Text block:

(begin)

Innovating With A Focus on Health and Nutrition

Innovating With A Focus on Health and Nutrition

You’ve heard the mantra. Businesses that fail to innovate, soon die. When it comes to innovation, it’s not a matter of simply churning out something new, but as Scott Anthony explains in The Little Black Book of Innovation, innovation is achieved when a business offers something different, that creates value for its customers.

In order to create value a business needs to get into the minds of its consumers and identify an important, unmet need.  If we relate this to health and nutrition, innovation involves identifying a nutrition problem that has yet to be solved. From my experience, this is rarely the approach food companies take. Rather it seems, that companies latch on to the latest trend and craft new products that look much like others in the category – the “me too” approach.

An alternative approach to nutrition-related innovation

Another approach to nutrition-related innovation, is to take a problem-based perspective, to generate new ideas. This encourages food businesses to think about a nutrition problem that exists, determine who has the problem and why the problem remains. By delving into the problem and understanding it deeply, companies are much better placed to consider a range of possible solutions (ideas) rather than jump to the most obvious solution, one that inevitably ends up being more or less the same as everything else. It forces companies to look beyond the obvious, and come up with ideas that are novel and more likely to create real value.

Generate lots of possible solutions

Scott Anthony also stresses the merit in generating a list of possible solution ideas during the innovation process, not just one or two. It might be that the solution ideas are not product-related at all and could be based on other forms of innovation. He also encourages businesses to look to a variety of sources for inspiring ideas. This includes looking at other industries, thinking about who else has solved a similar problem, how they did it and whether or not it could be applied to the problem at hand.

Get feedback from your target market

Getting out of the office and mingling with your target consumer is another of Anthony’s imperatives. It is easy to become infatuated with your product concept and assume others will feel the same way.  Drawing up a model of the concept and getting feedback from potential customers will challenge pre-held assumptions, and help shape a proposition into something that will create real value.

Finding a nutrition problem to solve

There are a number of potential sources to help you find a nutrition problem to solve with news media and health magazines featuring the most obvious ones. If you want to unearth something a little more obscure, then speak with a dietitian – they deal with nutrition problems all the time. Keeping up with developments in nutrition science is another avenue, as is delving into government policies on nutrition, with the latter being particularly useful for uncovering potential opportunities in international markets.

(end)

Data section:
(begin)

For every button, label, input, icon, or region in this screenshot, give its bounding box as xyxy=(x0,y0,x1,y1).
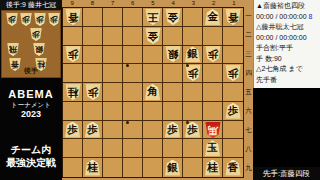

(end)

Problem A: In the text on nutrition innovation, who is recommended as a source for finding a more obscure nutrition problem to solve?
Problem B: Reproduce the passage of the text on nutrition innovation between "Another approach to" and "to create real value.", inclusive.

Full answer A: A dietitian, because dietitians deal with nutrition problems all the time.

Full answer B:
Another approach to nutrition-related innovation, is to take a problem-based perspective, to generate new ideas. This encourages food businesses to think about a nutrition problem that exists, determine who has the problem and why the problem remains. By delving into the problem and understanding it deeply, companies are much better placed to consider a range of possible solutions (ideas) rather than jump to the most obvious solution, one that inevitably ends up being more or less the same as everything else. It forces companies to look beyond the obvious, and come up with ideas that are novel and more likely to create real value.